### Given data
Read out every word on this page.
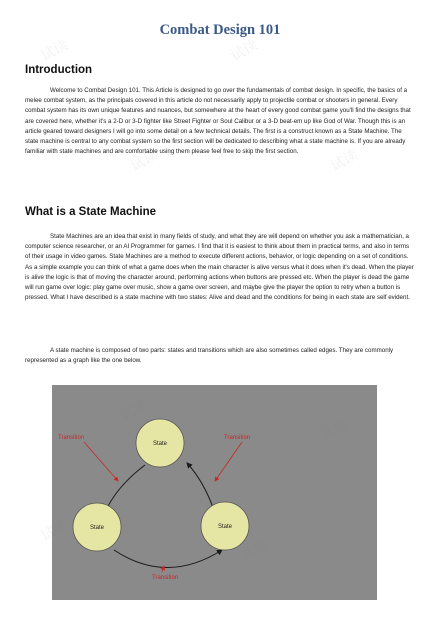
Combat Design 101
Introduction

Welcome to Combat Design 101. This Article is designed to go over the fundamentals of combat design. In specific, the basics of a melee combat system, as the principals covered in this article do not necessarily apply to projectile combat or shooters in general. Every combat system has its own unique features and nuances, but somewhere at the heart of every good combat game you'll find the designs that are covered here, whether it's a 2-D or 3-D fighter like Street Fighter or Soul Calibur or a 3-D beat-em up like God of War. Though this is an article geared toward designers I will go into some detail on a few technical details. The first is a construct known as a State Machine. The state machine is central to any combat system so the first section will be dedicated to describing what a state machine is. If you are already familiar with state machines and are comfortable using them please feel free to skip the first section.

What is a State Machine

State Machines are an idea that exist in many fields of study, and what they are will depend on whether you ask a mathematician, a computer science researcher, or an AI Programmer for games. I find that it is easiest to think about them in practical terms, and also in terms of their usage in video games. State Machines are a method to execute different actions, behavior, or logic depending on a set of conditions. As a simple example you can think of what a game does when the main character is alive versus what it does when it's dead. When the player is alive the logic is that of moving the character around, performing actions when buttons are pressed etc. When the player is dead the game will run game over logic: play game over music, show a game over screen, and maybe give the player the option to retry when a button is pressed. What I have described is a state machine with two states: Alive and dead and the conditions for being in each state are self evident.

A state machine is composed of two parts: states and transitions which are also sometimes called edges. They are commonly represented as a graph like the one below.

State
State	State
Transition	Transition
Transition
试读	试读
试读	试读
试读
试读
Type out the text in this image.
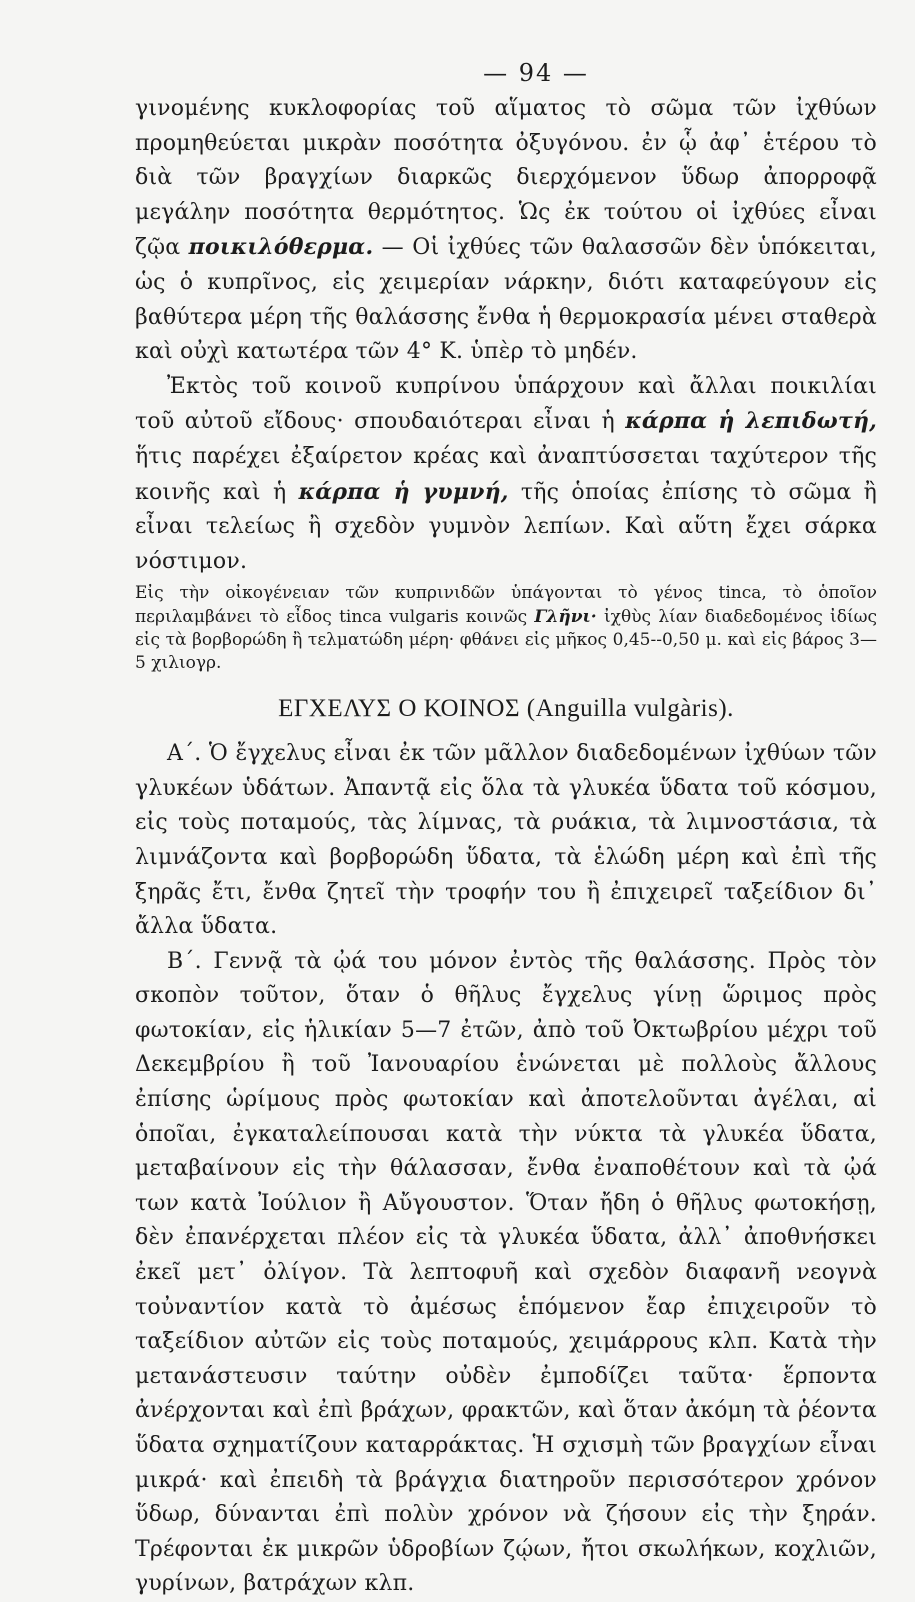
— 94 —

γινομένης κυκλοφορίας τοῦ αἵματος τὸ σῶμα τῶν ἰχθύων προμηθεύεται μικρὰν ποσότητα ὀξυγόνου. ἐν ᾧ ἀφ᾽ ἑτέρου τὸ διὰ τῶν βραγχίων διαρκῶς διερχόμενον ὕδωρ ἀπορροφᾷ μεγάλην ποσότητα θερμότητος. Ὡς ἐκ τούτου οἱ ἰχθύες εἶναι ζῷα ποικιλόθερμα. — Οἱ ἰχθύες τῶν θαλασσῶν δὲν ὑπόκειται, ὡς ὁ κυπρῖνος, εἰς χειμερίαν νάρκην, διότι καταφεύγουν εἰς βαθύτερα μέρη τῆς θαλάσσης ἔνθα ἡ θερμοκρασία μένει σταθερὰ καὶ οὐχὶ κατωτέρα τῶν 4° Κ. ὑπὲρ τὸ μηδέν.

Ἐκτὸς τοῦ κοινοῦ κυπρίνου ὑπάρχουν καὶ ἄλλαι ποικιλίαι τοῦ αὐτοῦ εἴδους· σπουδαιότεραι εἶναι ἡ κάρπα ἡ λεπιδωτή, ἥτις παρέχει ἐξαίρετον κρέας καὶ ἀναπτύσσεται ταχύτερον τῆς κοινῆς καὶ ἡ κάρπα ἡ γυμνή, τῆς ὁποίας ἐπίσης τὸ σῶμα ἢ εἶναι τελείως ἢ σχεδὸν γυμνὸν λεπίων. Καὶ αὕτη ἔχει σάρκα νόστιμον.

Εἰς τὴν οἰκογένειαν τῶν κυπρινιδῶν ὑπάγονται τὸ γένος tinca, τὸ ὁποῖον περιλαμβάνει τὸ εἶδος tinca vulgaris κοινῶς Γλῆνι· ἰχθὺς λίαν διαδεδομένος ἰδίως εἰς τὰ βορβορώδη ἢ τελματώδη μέρη· φθάνει εἰς μῆκος 0,45--0,50 μ. καὶ εἰς βάρος 3—5 χιλιογρ.

ΕΓΧΕΛΥΣ Ο ΚΟΙΝΟΣ (Anguilla vulgàris).

Α΄. Ὁ ἔγχελυς εἶναι ἐκ τῶν μᾶλλον διαδεδομένων ἰχθύων τῶν γλυκέων ὑδάτων. Ἀπαντᾷ εἰς ὅλα τὰ γλυκέα ὕδατα τοῦ κόσμου, εἰς τοὺς ποταμούς, τὰς λίμνας, τὰ ρυάκια, τὰ λιμνοστάσια, τὰ λιμνάζοντα καὶ βορβορώδη ὕδατα, τὰ ἑλώδη μέρη καὶ ἐπὶ τῆς ξηρᾶς ἔτι, ἔνθα ζητεῖ τὴν τροφήν του ἢ ἐπιχειρεῖ ταξείδιον δι᾽ ἄλλα ὕδατα.

Β΄. Γεννᾷ τὰ ᾠά του μόνον ἐντὸς τῆς θαλάσσης. Πρὸς τὸν σκοπὸν τοῦτον, ὅταν ὁ θῆλυς ἔγχελυς γίνῃ ὥριμος πρὸς φωτοκίαν, εἰς ἡλικίαν 5—7 ἐτῶν, ἀπὸ τοῦ Ὀκτωβρίου μέχρι τοῦ Δεκεμβρίου ἢ τοῦ Ἰανουαρίου ἑνώνεται μὲ πολλοὺς ἄλλους ἐπίσης ὡρίμους πρὸς φωτοκίαν καὶ ἀποτελοῦνται ἀγέλαι, αἱ ὁποῖαι, ἐγκαταλείπουσαι κατὰ τὴν νύκτα τὰ γλυκέα ὕδατα, μεταβαίνουν εἰς τὴν θάλασσαν, ἔνθα ἐναποθέτουν καὶ τὰ ᾠά των κατὰ Ἰούλιον ἢ Αὔγουστον. Ὅταν ἤδη ὁ θῆλυς φωτοκήσῃ, δὲν ἐπανέρχεται πλέον εἰς τὰ γλυκέα ὕδατα, ἀλλ᾽ ἀποθνήσκει ἐκεῖ μετ᾽ ὀλίγον. Τὰ λεπτοφυῆ καὶ σχεδὸν διαφανῆ νεογνὰ τοὐναντίον κατὰ τὸ ἀμέσως ἑπόμενον ἔαρ ἐπιχειροῦν τὸ ταξείδιον αὐτῶν εἰς τοὺς ποταμούς, χειμάρρους κλπ. Κατὰ τὴν μετανάστευσιν ταύτην οὐδὲν ἐμποδίζει ταῦτα· ἕρποντα ἀνέρχονται καὶ ἐπὶ βράχων, φρακτῶν, καὶ ὅταν ἀκόμη τὰ ῥέοντα ὕδατα σχηματίζουν καταρράκτας. Ἡ σχισμὴ τῶν βραγχίων εἶναι μικρά· καὶ ἐπειδὴ τὰ βράγχια διατηροῦν περισσότερον χρόνον ὕδωρ, δύνανται ἐπὶ πολὺν χρόνον νὰ ζήσουν εἰς τὴν ξηράν. Τρέφονται ἐκ μικρῶν ὑδροβίων ζῴων, ἤτοι σκωλήκων, κοχλιῶν, γυρίνων, βατράχων κλπ.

### What you will do
Leave out the pictures and reproduce the rest of the listing exactly.

### Exercise result
Read out every word on this page.
Combat Design 101
Introduction

Welcome to Combat Design 101. This Article is designed to go over the fundamentals of combat design. In specific, the basics of a melee combat system, as the principals covered in this article do not necessarily apply to projectile combat or shooters in general. Every combat system has its own unique features and nuances, but somewhere at the heart of every good combat game you'll find the designs that are covered here, whether it's a 2-D or 3-D fighter like Street Fighter or Soul Calibur or a 3-D beat-em up like God of War. Though this is an article geared toward designers I will go into some detail on a few technical details. The first is a construct known as a State Machine. The state machine is central to any combat system so the first section will be dedicated to describing what a state machine is. If you are already familiar with state machines and are comfortable using them please feel free to skip the first section.

What is a State Machine

State Machines are an idea that exist in many fields of study, and what they are will depend on whether you ask a mathematician, a computer science researcher, or an AI Programmer for games. I find that it is easiest to think about them in practical terms, and also in terms of their usage in video games. State Machines are a method to execute different actions, behavior, or logic depending on a set of conditions. As a simple example you can think of what a game does when the main character is alive versus what it does when it's dead. When the player is alive the logic is that of moving the character around, performing actions when buttons are pressed etc. When the player is dead the game will run game over logic: play game over music, show a game over screen, and maybe give the player the option to retry when a button is pressed. What I have described is a state machine with two states: Alive and dead and the conditions for being in each state are self evident.

A state machine is composed of two parts: states and transitions which are also sometimes called edges. They are commonly represented as a graph like the one below.

State
State	State
Transition	Transition
Transition
试读	试读
试读	试读
试读
试读
Type out the text in this image.
— 94 —

γινομένης κυκλοφορίας τοῦ αἵματος τὸ σῶμα τῶν ἰχθύων προμηθεύεται μικρὰν ποσότητα ὀξυγόνου. ἐν ᾧ ἀφ᾽ ἑτέρου τὸ διὰ τῶν βραγχίων διαρκῶς διερχόμενον ὕδωρ ἀπορροφᾷ μεγάλην ποσότητα θερμότητος. Ὡς ἐκ τούτου οἱ ἰχθύες εἶναι ζῷα ποικιλόθερμα. — Οἱ ἰχθύες τῶν θαλασσῶν δὲν ὑπόκειται, ὡς ὁ κυπρῖνος, εἰς χειμερίαν νάρκην, διότι καταφεύγουν εἰς βαθύτερα μέρη τῆς θαλάσσης ἔνθα ἡ θερμοκρασία μένει σταθερὰ καὶ οὐχὶ κατωτέρα τῶν 4° Κ. ὑπὲρ τὸ μηδέν.

Ἐκτὸς τοῦ κοινοῦ κυπρίνου ὑπάρχουν καὶ ἄλλαι ποικιλίαι τοῦ αὐτοῦ εἴδους· σπουδαιότεραι εἶναι ἡ κάρπα ἡ λεπιδωτή, ἥτις παρέχει ἐξαίρετον κρέας καὶ ἀναπτύσσεται ταχύτερον τῆς κοινῆς καὶ ἡ κάρπα ἡ γυμνή, τῆς ὁποίας ἐπίσης τὸ σῶμα ἢ εἶναι τελείως ἢ σχεδὸν γυμνὸν λεπίων. Καὶ αὕτη ἔχει σάρκα νόστιμον.

Εἰς τὴν οἰκογένειαν τῶν κυπρινιδῶν ὑπάγονται τὸ γένος tinca, τὸ ὁποῖον περιλαμβάνει τὸ εἶδος tinca vulgaris κοινῶς Γλῆνι· ἰχθὺς λίαν διαδεδομένος ἰδίως εἰς τὰ βορβορώδη ἢ τελματώδη μέρη· φθάνει εἰς μῆκος 0,45--0,50 μ. καὶ εἰς βάρος 3—5 χιλιογρ.

ΕΓΧΕΛΥΣ Ο ΚΟΙΝΟΣ (Anguilla vulgàris).

Α΄. Ὁ ἔγχελυς εἶναι ἐκ τῶν μᾶλλον διαδεδομένων ἰχθύων τῶν γλυκέων ὑδάτων. Ἀπαντᾷ εἰς ὅλα τὰ γλυκέα ὕδατα τοῦ κόσμου, εἰς τοὺς ποταμούς, τὰς λίμνας, τὰ ρυάκια, τὰ λιμνοστάσια, τὰ λιμνάζοντα καὶ βορβορώδη ὕδατα, τὰ ἑλώδη μέρη καὶ ἐπὶ τῆς ξηρᾶς ἔτι, ἔνθα ζητεῖ τὴν τροφήν του ἢ ἐπιχειρεῖ ταξείδιον δι᾽ ἄλλα ὕδατα.

Β΄. Γεννᾷ τὰ ᾠά του μόνον ἐντὸς τῆς θαλάσσης. Πρὸς τὸν σκοπὸν τοῦτον, ὅταν ὁ θῆλυς ἔγχελυς γίνῃ ὥριμος πρὸς φωτοκίαν, εἰς ἡλικίαν 5—7 ἐτῶν, ἀπὸ τοῦ Ὀκτωβρίου μέχρι τοῦ Δεκεμβρίου ἢ τοῦ Ἰανουαρίου ἑνώνεται μὲ πολλοὺς ἄλλους ἐπίσης ὡρίμους πρὸς φωτοκίαν καὶ ἀποτελοῦνται ἀγέλαι, αἱ ὁποῖαι, ἐγκαταλείπουσαι κατὰ τὴν νύκτα τὰ γλυκέα ὕδατα, μεταβαίνουν εἰς τὴν θάλασσαν, ἔνθα ἐναποθέτουν καὶ τὰ ᾠά των κατὰ Ἰούλιον ἢ Αὔγουστον. Ὅταν ἤδη ὁ θῆλυς φωτοκήσῃ, δὲν ἐπανέρχεται πλέον εἰς τὰ γλυκέα ὕδατα, ἀλλ᾽ ἀποθνήσκει ἐκεῖ μετ᾽ ὀλίγον. Τὰ λεπτοφυῆ καὶ σχεδὸν διαφανῆ νεογνὰ τοὐναντίον κατὰ τὸ ἀμέσως ἑπόμενον ἔαρ ἐπιχειροῦν τὸ ταξείδιον αὐτῶν εἰς τοὺς ποταμούς, χειμάρρους κλπ. Κατὰ τὴν μετανάστευσιν ταύτην οὐδὲν ἐμποδίζει ταῦτα· ἕρποντα ἀνέρχονται καὶ ἐπὶ βράχων, φρακτῶν, καὶ ὅταν ἀκόμη τὰ ῥέοντα ὕδατα σχηματίζουν καταρράκτας. Ἡ σχισμὴ τῶν βραγχίων εἶναι μικρά· καὶ ἐπειδὴ τὰ βράγχια διατηροῦν περισσότερον χρόνον ὕδωρ, δύνανται ἐπὶ πολὺν χρόνον νὰ ζήσουν εἰς τὴν ξηράν. Τρέφονται ἐκ μικρῶν ὑδροβίων ζῴων, ἤτοι σκωλήκων, κοχλιῶν, γυρίνων, βατράχων κλπ.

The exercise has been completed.